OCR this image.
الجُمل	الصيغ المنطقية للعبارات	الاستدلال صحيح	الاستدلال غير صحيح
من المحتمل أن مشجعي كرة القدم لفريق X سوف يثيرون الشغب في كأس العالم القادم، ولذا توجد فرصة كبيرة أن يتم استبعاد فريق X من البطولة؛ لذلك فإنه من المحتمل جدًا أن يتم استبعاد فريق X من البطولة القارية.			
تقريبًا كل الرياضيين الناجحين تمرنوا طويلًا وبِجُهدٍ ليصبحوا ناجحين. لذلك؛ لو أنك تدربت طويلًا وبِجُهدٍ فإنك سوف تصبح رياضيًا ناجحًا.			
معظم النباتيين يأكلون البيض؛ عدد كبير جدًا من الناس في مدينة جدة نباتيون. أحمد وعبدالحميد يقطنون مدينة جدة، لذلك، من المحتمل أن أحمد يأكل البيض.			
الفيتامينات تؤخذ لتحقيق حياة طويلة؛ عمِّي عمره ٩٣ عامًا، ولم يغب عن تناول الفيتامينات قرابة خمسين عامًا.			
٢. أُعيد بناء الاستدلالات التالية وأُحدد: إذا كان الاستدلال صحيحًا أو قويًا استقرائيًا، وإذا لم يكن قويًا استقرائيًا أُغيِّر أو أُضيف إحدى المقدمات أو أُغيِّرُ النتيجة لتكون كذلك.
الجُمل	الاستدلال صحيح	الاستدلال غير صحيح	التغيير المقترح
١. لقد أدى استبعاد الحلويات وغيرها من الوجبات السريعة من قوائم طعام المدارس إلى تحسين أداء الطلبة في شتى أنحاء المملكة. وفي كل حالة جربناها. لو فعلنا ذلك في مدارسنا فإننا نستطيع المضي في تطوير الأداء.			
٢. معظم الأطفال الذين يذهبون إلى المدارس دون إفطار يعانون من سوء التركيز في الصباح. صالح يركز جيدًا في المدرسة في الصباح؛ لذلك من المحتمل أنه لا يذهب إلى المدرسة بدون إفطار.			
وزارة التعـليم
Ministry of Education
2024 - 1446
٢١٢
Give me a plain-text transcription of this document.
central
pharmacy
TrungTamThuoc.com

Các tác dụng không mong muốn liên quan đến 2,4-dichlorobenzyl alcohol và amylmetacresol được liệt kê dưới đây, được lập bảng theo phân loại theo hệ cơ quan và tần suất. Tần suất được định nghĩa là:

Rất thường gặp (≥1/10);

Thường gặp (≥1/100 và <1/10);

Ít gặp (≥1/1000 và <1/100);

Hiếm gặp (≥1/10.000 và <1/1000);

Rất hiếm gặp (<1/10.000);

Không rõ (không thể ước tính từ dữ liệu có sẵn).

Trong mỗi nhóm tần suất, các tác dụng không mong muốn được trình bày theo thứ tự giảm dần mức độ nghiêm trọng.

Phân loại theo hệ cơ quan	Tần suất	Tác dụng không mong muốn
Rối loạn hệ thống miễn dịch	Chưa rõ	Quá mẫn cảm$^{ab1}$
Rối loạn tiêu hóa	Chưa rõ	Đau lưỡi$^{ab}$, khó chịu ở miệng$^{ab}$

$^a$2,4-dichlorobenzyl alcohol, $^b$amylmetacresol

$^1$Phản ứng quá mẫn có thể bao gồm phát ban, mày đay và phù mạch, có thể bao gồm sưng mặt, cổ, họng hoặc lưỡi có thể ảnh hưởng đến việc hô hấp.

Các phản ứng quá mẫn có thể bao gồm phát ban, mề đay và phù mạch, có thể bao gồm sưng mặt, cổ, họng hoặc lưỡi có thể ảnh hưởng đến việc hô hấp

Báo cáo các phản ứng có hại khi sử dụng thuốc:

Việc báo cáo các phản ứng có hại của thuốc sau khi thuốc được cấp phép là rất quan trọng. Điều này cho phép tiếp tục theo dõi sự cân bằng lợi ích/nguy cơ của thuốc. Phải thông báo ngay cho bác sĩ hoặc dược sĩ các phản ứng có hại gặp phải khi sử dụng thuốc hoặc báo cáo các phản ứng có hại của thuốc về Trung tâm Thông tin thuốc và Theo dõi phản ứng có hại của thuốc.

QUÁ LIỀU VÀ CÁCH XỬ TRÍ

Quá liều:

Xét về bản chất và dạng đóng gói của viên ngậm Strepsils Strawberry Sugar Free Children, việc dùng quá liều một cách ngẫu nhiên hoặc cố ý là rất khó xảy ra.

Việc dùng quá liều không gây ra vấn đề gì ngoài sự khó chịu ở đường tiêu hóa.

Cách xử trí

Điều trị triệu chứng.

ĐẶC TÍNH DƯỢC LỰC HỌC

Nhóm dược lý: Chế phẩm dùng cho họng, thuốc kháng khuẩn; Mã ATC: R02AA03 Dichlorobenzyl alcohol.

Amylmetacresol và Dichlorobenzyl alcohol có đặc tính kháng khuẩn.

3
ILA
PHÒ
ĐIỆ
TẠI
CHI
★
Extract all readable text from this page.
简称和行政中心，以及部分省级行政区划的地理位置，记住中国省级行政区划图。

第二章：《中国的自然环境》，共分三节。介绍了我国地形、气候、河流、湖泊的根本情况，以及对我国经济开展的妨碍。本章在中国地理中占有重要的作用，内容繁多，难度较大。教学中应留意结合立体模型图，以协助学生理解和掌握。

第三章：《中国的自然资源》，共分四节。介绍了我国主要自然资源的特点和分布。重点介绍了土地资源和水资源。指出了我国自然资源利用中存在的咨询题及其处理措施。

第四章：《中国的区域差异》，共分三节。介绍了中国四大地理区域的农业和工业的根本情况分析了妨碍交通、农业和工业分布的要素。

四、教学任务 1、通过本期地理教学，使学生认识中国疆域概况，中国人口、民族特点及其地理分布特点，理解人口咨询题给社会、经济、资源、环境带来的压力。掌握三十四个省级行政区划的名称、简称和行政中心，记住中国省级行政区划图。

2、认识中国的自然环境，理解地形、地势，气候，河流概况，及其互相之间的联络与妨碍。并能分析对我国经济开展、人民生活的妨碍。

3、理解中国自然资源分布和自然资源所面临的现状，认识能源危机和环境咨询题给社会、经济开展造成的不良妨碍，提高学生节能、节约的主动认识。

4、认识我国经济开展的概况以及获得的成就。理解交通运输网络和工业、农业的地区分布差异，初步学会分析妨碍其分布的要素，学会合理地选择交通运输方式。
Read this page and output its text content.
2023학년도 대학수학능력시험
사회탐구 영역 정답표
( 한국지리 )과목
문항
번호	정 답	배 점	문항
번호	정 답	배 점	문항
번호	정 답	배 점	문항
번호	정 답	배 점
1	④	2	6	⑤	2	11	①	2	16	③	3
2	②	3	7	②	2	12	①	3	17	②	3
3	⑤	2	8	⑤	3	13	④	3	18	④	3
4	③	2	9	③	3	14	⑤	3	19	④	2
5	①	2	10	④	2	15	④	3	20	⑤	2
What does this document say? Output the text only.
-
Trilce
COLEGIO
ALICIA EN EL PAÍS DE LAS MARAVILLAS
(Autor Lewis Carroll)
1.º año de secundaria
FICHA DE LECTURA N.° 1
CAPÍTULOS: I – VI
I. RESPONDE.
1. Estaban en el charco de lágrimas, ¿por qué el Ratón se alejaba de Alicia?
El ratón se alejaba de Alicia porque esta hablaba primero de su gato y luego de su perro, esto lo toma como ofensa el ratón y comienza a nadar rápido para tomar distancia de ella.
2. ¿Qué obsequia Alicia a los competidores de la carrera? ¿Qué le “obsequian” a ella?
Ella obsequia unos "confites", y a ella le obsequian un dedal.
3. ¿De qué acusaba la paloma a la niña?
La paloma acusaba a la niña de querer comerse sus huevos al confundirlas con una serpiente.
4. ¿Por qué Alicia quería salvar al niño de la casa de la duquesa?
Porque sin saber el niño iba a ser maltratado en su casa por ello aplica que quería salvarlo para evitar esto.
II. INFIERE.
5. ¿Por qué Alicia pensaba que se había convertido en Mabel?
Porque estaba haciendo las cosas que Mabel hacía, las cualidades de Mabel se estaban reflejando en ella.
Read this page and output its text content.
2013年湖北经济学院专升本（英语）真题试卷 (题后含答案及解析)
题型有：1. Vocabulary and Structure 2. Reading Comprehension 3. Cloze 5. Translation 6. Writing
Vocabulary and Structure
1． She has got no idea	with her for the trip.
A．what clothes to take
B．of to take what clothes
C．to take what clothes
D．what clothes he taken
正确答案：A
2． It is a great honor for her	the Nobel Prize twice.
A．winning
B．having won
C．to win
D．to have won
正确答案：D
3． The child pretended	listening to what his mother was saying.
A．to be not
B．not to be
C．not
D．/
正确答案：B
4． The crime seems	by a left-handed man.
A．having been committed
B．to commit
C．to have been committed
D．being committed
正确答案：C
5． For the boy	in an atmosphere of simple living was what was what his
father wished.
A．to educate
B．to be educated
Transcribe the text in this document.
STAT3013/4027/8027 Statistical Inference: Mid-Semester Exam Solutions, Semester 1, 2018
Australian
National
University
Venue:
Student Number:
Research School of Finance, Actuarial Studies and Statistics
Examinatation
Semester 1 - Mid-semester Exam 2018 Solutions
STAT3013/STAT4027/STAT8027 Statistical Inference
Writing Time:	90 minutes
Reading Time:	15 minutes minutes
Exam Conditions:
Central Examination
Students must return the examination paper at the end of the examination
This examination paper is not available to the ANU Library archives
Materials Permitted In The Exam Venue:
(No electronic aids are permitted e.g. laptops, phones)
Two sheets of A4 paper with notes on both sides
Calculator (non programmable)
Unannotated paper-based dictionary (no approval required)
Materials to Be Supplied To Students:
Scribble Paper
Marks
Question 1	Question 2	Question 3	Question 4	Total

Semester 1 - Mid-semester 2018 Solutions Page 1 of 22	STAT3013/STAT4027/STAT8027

□ □ □ □

- _WHAT THE TASK ASKS_:
Isolate the lines that hold the word "niña" and copy all of them.

- _OUTPUT BELOW_:
3. ¿De qué acusaba la paloma a la niña?
La paloma acusaba a la niña de querer comerse sus huevos al confundirlas con una serpiente.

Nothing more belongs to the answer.